== What needs to be done ==
Copy each line exactly. Leave nothing out.

== Excerpt from a dataset ==
····················

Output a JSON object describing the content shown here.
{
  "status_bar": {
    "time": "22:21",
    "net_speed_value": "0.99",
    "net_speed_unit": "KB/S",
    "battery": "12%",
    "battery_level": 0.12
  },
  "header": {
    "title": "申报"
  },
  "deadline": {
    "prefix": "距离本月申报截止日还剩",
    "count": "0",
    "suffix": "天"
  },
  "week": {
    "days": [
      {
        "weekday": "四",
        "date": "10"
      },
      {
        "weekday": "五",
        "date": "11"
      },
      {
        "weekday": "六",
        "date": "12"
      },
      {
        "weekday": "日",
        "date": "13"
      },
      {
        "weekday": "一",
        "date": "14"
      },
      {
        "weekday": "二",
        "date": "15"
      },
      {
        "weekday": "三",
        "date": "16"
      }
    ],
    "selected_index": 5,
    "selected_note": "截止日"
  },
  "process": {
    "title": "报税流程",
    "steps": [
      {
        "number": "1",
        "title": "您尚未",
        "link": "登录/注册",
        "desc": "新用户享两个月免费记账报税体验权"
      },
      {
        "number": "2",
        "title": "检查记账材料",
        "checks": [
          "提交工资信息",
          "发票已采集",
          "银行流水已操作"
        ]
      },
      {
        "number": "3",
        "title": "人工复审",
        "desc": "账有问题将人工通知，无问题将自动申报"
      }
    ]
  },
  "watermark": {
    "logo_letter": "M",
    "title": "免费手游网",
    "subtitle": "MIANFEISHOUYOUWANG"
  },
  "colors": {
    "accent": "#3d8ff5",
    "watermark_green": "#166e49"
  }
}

····················

== Task response ==
Output a JSON object describing the content shown here.
{
  "status_bar": {
    "time": "22:21",
    "net_speed_value": "0.99",
    "net_speed_unit": "KB/S",
    "battery": "12%",
    "battery_level": 0.12
  },
  "header": {
    "title": "申报"
  },
  "deadline": {
    "prefix": "距离本月申报截止日还剩",
    "count": "0",
    "suffix": "天"
  },
  "week": {
    "days": [
      {
        "weekday": "四",
        "date": "10"
      },
      {
        "weekday": "五",
        "date": "11"
      },
      {
        "weekday": "六",
        "date": "12"
      },
      {
        "weekday": "日",
        "date": "13"
      },
      {
        "weekday": "一",
        "date": "14"
      },
      {
        "weekday": "二",
        "date": "15"
      },
      {
        "weekday": "三",
        "date": "16"
      }
    ],
    "selected_index": 5,
    "selected_note": "截止日"
  },
  "process": {
    "title": "报税流程",
    "steps": [
      {
        "number": "1",
        "title": "您尚未",
        "link": "登录/注册",
        "desc": "新用户享两个月免费记账报税体验权"
      },
      {
        "number": "2",
        "title": "检查记账材料",
        "checks": [
          "提交工资信息",
          "发票已采集",
          "银行流水已操作"
        ]
      },
      {
        "number": "3",
        "title": "人工复审",
        "desc": "账有问题将人工通知，无问题将自动申报"
      }
    ]
  },
  "watermark": {
    "logo_letter": "M",
    "title": "免费手游网",
    "subtitle": "MIANFEISHOUYOUWANG"
  },
  "colors": {
    "accent": "#3d8ff5",
    "watermark_green": "#166e49"
  }
}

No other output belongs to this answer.